Repeat, line for line, the entries printed below.

(Dataset entries on figures)
□ □ □ □ □ □ □
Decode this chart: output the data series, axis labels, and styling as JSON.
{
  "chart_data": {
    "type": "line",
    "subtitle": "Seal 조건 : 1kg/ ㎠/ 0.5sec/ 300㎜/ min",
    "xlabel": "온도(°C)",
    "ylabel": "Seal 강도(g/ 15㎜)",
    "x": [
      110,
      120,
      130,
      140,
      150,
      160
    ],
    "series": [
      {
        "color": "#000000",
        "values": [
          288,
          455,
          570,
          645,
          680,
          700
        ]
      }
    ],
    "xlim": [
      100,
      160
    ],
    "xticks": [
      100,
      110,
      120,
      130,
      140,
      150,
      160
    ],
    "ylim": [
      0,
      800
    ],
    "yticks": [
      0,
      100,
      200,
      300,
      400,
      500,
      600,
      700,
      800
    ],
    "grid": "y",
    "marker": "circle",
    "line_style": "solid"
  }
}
□ □ □ □ □ □ □
> SOLVED PROBLEM
Decode this chart: output the data series, axis labels, and styling as JSON.
{
  "chart_data": {
    "type": "line",
    "subtitle": "Seal 조건 : 1kg/ ㎠/ 0.5sec/ 300㎜/ min",
    "xlabel": "온도(°C)",
    "ylabel": "Seal 강도(g/ 15㎜)",
    "x": [
      110,
      120,
      130,
      140,
      150,
      160
    ],
    "series": [
      {
        "color": "#000000",
        "values": [
          288,
          455,
          570,
          645,
          680,
          700
        ]
      }
    ],
    "xlim": [
      100,
      160
    ],
    "xticks": [
      100,
      110,
      120,
      130,
      140,
      150,
      160
    ],
    "ylim": [
      0,
      800
    ],
    "yticks": [
      0,
      100,
      200,
      300,
      400,
      500,
      600,
      700,
      800
    ],
    "grid": "y",
    "marker": "circle",
    "line_style": "solid"
  }
}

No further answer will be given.